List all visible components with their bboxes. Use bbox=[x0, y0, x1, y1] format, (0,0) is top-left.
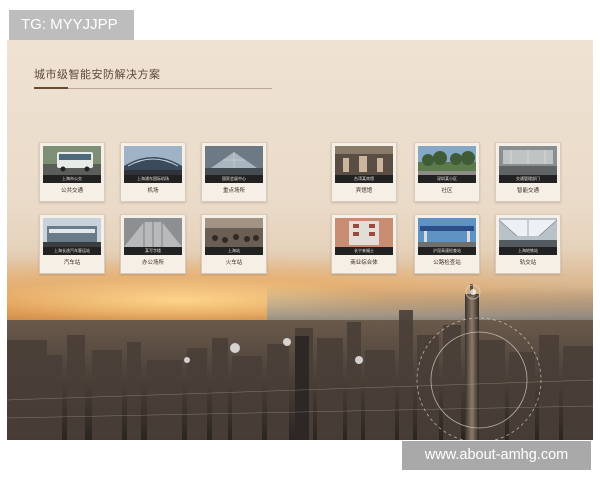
tile-label: 机场 bbox=[147, 188, 159, 194]
tile-caption: 上海站 bbox=[205, 247, 263, 255]
heading-accent-bar bbox=[34, 87, 68, 89]
tile-caption: 某写字楼 bbox=[124, 247, 182, 255]
heading-divider bbox=[34, 88, 272, 89]
tile-label: 轨交站 bbox=[519, 260, 537, 266]
traffic-photo bbox=[499, 146, 557, 175]
community-photo bbox=[418, 146, 476, 175]
screenshot: 城市级智能安防解决方案 上海市公交 公共交通 上海浦东国际机场 机场 国家会展中… bbox=[0, 0, 600, 480]
scene-tile-highway-checkpoint: 沪昆高速检查站 公路检查站 bbox=[414, 214, 480, 274]
tile-label: 商业综合体 bbox=[350, 260, 378, 266]
tile-caption: 沪昆高速检查站 bbox=[418, 247, 476, 255]
scene-tile-hotel: 台湾某宾馆 宾馆馆 bbox=[331, 142, 397, 202]
scene-tile-smart-traffic: 交通管理部门 智能交通 bbox=[495, 142, 561, 202]
metro-photo bbox=[499, 218, 557, 247]
tile-label: 汽车站 bbox=[63, 260, 81, 266]
watermark-url: www.about-amhg.com bbox=[402, 441, 591, 470]
mall-photo bbox=[335, 218, 393, 247]
scene-tile-commercial-complex: 长宁来福士 商业综合体 bbox=[331, 214, 397, 274]
exhibition-photo bbox=[205, 146, 263, 175]
slide-heading: 城市级智能安防解决方案 bbox=[34, 68, 161, 81]
city-skyline-image bbox=[7, 284, 593, 440]
hotel-photo bbox=[335, 146, 393, 175]
tile-label: 宾馆馆 bbox=[355, 188, 373, 194]
scene-tile-public-transit: 上海市公交 公共交通 bbox=[39, 142, 105, 202]
tile-label: 智能交通 bbox=[516, 188, 539, 194]
scene-tile-key-venues: 国家会展中心 重点场所 bbox=[201, 142, 267, 202]
tile-label: 办公场所 bbox=[141, 260, 164, 266]
tile-caption: 上海地铁站 bbox=[499, 247, 557, 255]
coach-station-photo bbox=[43, 218, 101, 247]
scene-tile-metro-station: 上海地铁站 轨交站 bbox=[495, 214, 561, 274]
train-station-photo bbox=[205, 218, 263, 247]
tile-caption: 上海长途汽车客运站 bbox=[43, 247, 101, 255]
tile-caption: 长宁来福士 bbox=[335, 247, 393, 255]
scene-tile-airport: 上海浦东国际机场 机场 bbox=[120, 142, 186, 202]
tile-caption: 国家会展中心 bbox=[205, 175, 263, 183]
checkpoint-photo bbox=[418, 218, 476, 247]
tile-label: 公共交通 bbox=[60, 188, 83, 194]
airport-photo bbox=[124, 146, 182, 175]
tile-label: 火车站 bbox=[225, 260, 243, 266]
office-photo bbox=[124, 218, 182, 247]
tile-caption: 台湾某宾馆 bbox=[335, 175, 393, 183]
bus-photo bbox=[43, 146, 101, 175]
tile-label: 社区 bbox=[441, 188, 453, 194]
scene-tile-community: 深圳某小区 社区 bbox=[414, 142, 480, 202]
watermark-tg-id: TG: MYYJJPP bbox=[9, 10, 134, 40]
tile-label: 重点场所 bbox=[222, 188, 245, 194]
scene-tile-office: 某写字楼 办公场所 bbox=[120, 214, 186, 274]
tile-caption: 深圳某小区 bbox=[418, 175, 476, 183]
tile-caption: 交通管理部门 bbox=[499, 175, 557, 183]
scene-tile-coach-station: 上海长途汽车客运站 汽车站 bbox=[39, 214, 105, 274]
tile-caption: 上海浦东国际机场 bbox=[124, 175, 182, 183]
tile-caption: 上海市公交 bbox=[43, 175, 101, 183]
tile-label: 公路检查站 bbox=[433, 260, 461, 266]
solution-slide: 城市级智能安防解决方案 上海市公交 公共交通 上海浦东国际机场 机场 国家会展中… bbox=[7, 40, 593, 440]
scene-tile-train-station: 上海站 火车站 bbox=[201, 214, 267, 274]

### TO BE DONE
Reproduce every line of the item above word for word, and leave the picture out of your answer.

### OUTPUT
List all visible components with their bboxes. Use bbox=[x0, y0, x1, y1] format, (0,0) is top-left.
tile-label: 机场 bbox=[147, 188, 159, 194]
tile-caption: 上海站 bbox=[205, 247, 263, 255]
heading-accent-bar bbox=[34, 87, 68, 89]
tile-caption: 某写字楼 bbox=[124, 247, 182, 255]
heading-divider bbox=[34, 88, 272, 89]
tile-label: 轨交站 bbox=[519, 260, 537, 266]
traffic-photo bbox=[499, 146, 557, 175]
community-photo bbox=[418, 146, 476, 175]
screenshot: 城市级智能安防解决方案 上海市公交 公共交通 上海浦东国际机场 机场 国家会展中… bbox=[0, 0, 600, 480]
scene-tile-highway-checkpoint: 沪昆高速检查站 公路检查站 bbox=[414, 214, 480, 274]
tile-label: 商业综合体 bbox=[350, 260, 378, 266]
tile-caption: 沪昆高速检查站 bbox=[418, 247, 476, 255]
scene-tile-hotel: 台湾某宾馆 宾馆馆 bbox=[331, 142, 397, 202]
scene-tile-smart-traffic: 交通管理部门 智能交通 bbox=[495, 142, 561, 202]
metro-photo bbox=[499, 218, 557, 247]
tile-label: 汽车站 bbox=[63, 260, 81, 266]
watermark-url: www.about-amhg.com bbox=[402, 441, 591, 470]
mall-photo bbox=[335, 218, 393, 247]
scene-tile-commercial-complex: 长宁来福士 商业综合体 bbox=[331, 214, 397, 274]
exhibition-photo bbox=[205, 146, 263, 175]
slide-heading: 城市级智能安防解决方案 bbox=[34, 68, 161, 81]
city-skyline-image bbox=[7, 284, 593, 440]
hotel-photo bbox=[335, 146, 393, 175]
tile-label: 宾馆馆 bbox=[355, 188, 373, 194]
scene-tile-public-transit: 上海市公交 公共交通 bbox=[39, 142, 105, 202]
tile-label: 智能交通 bbox=[516, 188, 539, 194]
scene-tile-key-venues: 国家会展中心 重点场所 bbox=[201, 142, 267, 202]
tile-label: 办公场所 bbox=[141, 260, 164, 266]
tile-caption: 上海地铁站 bbox=[499, 247, 557, 255]
coach-station-photo bbox=[43, 218, 101, 247]
scene-tile-metro-station: 上海地铁站 轨交站 bbox=[495, 214, 561, 274]
train-station-photo bbox=[205, 218, 263, 247]
tile-caption: 上海长途汽车客运站 bbox=[43, 247, 101, 255]
tile-caption: 长宁来福士 bbox=[335, 247, 393, 255]
scene-tile-airport: 上海浦东国际机场 机场 bbox=[120, 142, 186, 202]
tile-caption: 国家会展中心 bbox=[205, 175, 263, 183]
checkpoint-photo bbox=[418, 218, 476, 247]
tile-label: 公共交通 bbox=[60, 188, 83, 194]
airport-photo bbox=[124, 146, 182, 175]
tile-label: 火车站 bbox=[225, 260, 243, 266]
office-photo bbox=[124, 218, 182, 247]
tile-caption: 台湾某宾馆 bbox=[335, 175, 393, 183]
bus-photo bbox=[43, 146, 101, 175]
tile-label: 社区 bbox=[441, 188, 453, 194]
scene-tile-community: 深圳某小区 社区 bbox=[414, 142, 480, 202]
watermark-tg-id: TG: MYYJJPP bbox=[9, 10, 134, 40]
tile-label: 重点场所 bbox=[222, 188, 245, 194]
scene-tile-office: 某写字楼 办公场所 bbox=[120, 214, 186, 274]
tile-caption: 深圳某小区 bbox=[418, 175, 476, 183]
tile-caption: 交通管理部门 bbox=[499, 175, 557, 183]
scene-tile-coach-station: 上海长途汽车客运站 汽车站 bbox=[39, 214, 105, 274]
tile-caption: 上海浦东国际机场 bbox=[124, 175, 182, 183]
tile-caption: 上海市公交 bbox=[43, 175, 101, 183]
tile-label: 公路检查站 bbox=[433, 260, 461, 266]
solution-slide: 城市级智能安防解决方案 上海市公交 公共交通 上海浦东国际机场 机场 国家会展中… bbox=[7, 40, 593, 440]
scene-tile-train-station: 上海站 火车站 bbox=[201, 214, 267, 274]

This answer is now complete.